- **GIVEN DATA**:
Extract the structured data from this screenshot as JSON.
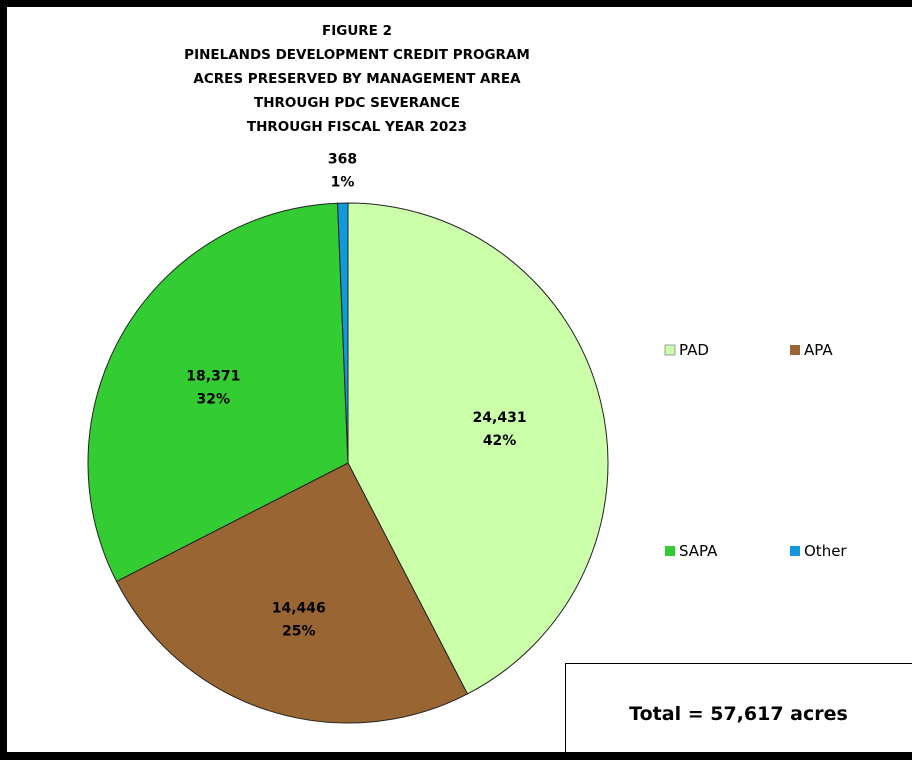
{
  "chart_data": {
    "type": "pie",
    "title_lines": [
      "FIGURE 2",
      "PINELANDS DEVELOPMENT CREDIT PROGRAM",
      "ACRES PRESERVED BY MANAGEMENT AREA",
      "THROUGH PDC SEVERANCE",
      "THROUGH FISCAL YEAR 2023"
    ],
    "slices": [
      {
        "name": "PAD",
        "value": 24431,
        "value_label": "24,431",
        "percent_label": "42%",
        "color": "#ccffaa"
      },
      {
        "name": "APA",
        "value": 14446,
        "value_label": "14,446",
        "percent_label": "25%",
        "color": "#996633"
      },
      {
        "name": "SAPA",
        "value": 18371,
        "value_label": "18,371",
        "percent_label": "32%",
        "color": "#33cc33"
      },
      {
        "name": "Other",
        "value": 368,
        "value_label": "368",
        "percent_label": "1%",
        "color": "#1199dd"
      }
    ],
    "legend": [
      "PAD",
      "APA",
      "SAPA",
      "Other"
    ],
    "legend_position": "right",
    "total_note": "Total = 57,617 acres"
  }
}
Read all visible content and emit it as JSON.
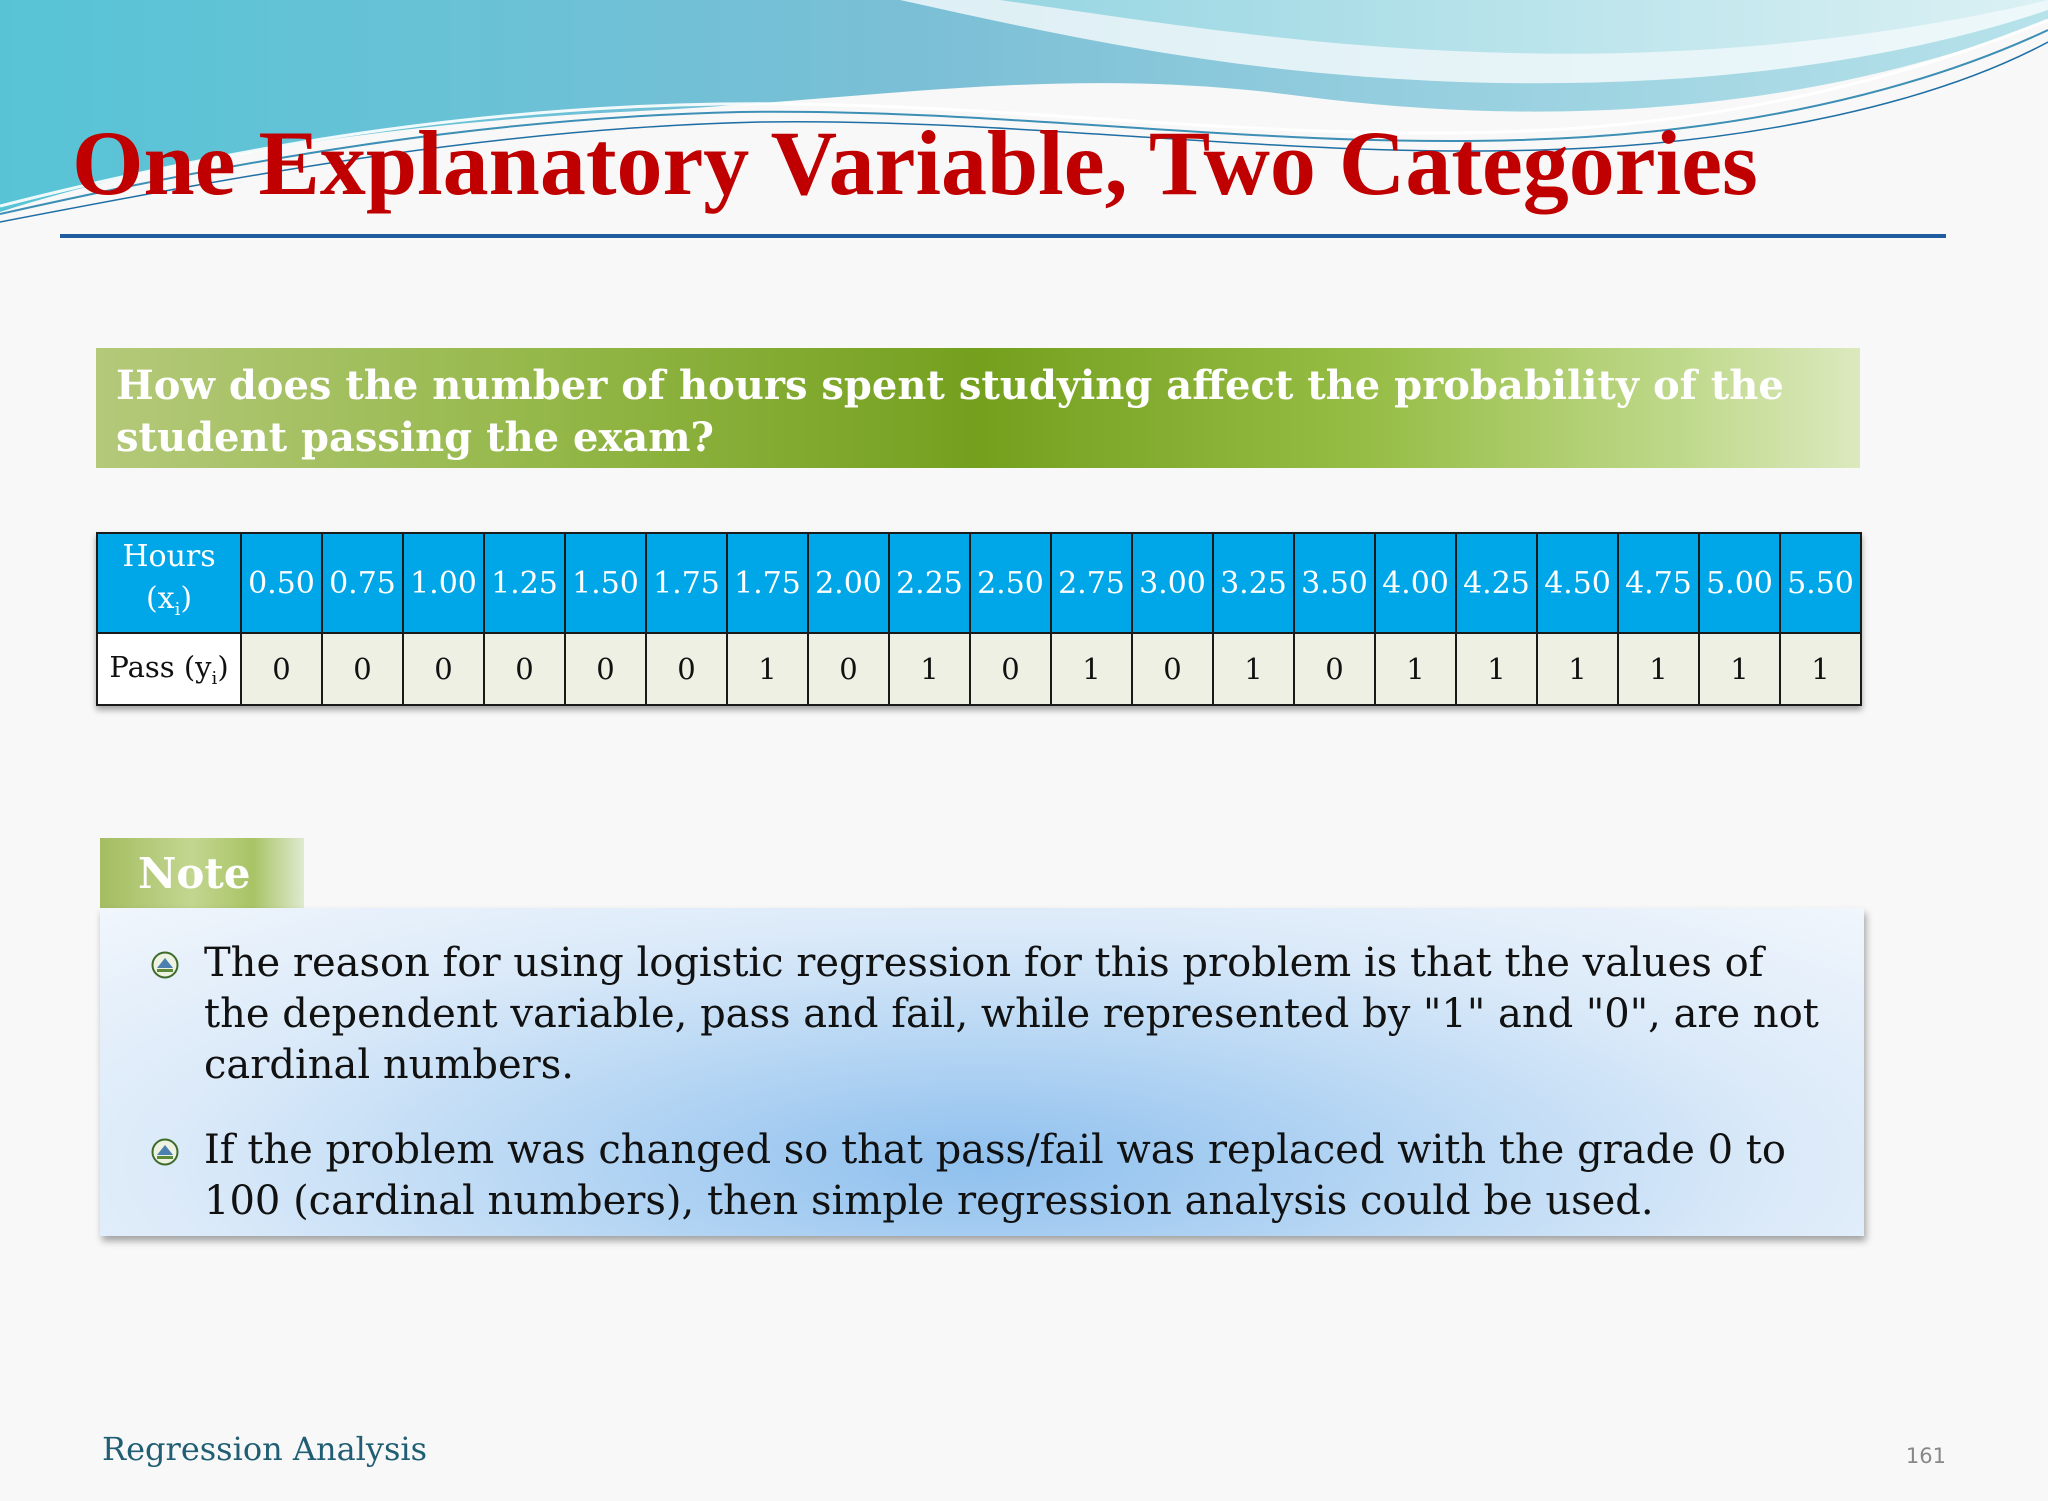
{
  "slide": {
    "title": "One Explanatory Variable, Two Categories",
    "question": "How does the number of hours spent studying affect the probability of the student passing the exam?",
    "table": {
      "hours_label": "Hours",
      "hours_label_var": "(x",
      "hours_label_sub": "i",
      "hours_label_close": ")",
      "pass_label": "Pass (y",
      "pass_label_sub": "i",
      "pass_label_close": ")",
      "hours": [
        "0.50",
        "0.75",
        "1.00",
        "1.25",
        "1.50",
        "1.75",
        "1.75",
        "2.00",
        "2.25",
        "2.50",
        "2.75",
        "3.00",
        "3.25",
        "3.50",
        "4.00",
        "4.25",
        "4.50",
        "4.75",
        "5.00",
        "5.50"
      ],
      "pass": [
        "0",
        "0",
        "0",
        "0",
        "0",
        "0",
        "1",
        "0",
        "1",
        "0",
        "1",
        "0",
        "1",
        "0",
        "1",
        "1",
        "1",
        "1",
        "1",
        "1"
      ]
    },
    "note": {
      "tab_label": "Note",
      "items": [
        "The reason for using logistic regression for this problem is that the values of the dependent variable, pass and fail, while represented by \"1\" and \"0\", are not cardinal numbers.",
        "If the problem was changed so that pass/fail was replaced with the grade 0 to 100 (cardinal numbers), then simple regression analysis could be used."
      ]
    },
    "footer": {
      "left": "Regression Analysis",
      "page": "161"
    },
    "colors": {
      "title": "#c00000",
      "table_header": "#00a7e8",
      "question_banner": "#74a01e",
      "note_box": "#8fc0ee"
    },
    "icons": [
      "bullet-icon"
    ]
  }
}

- **GOAL OF THE EXERCISE**:
Above are records; say how many of their lines contain the word "cardinal", giving only the number.

- **SOLVED EXERCISE**:
2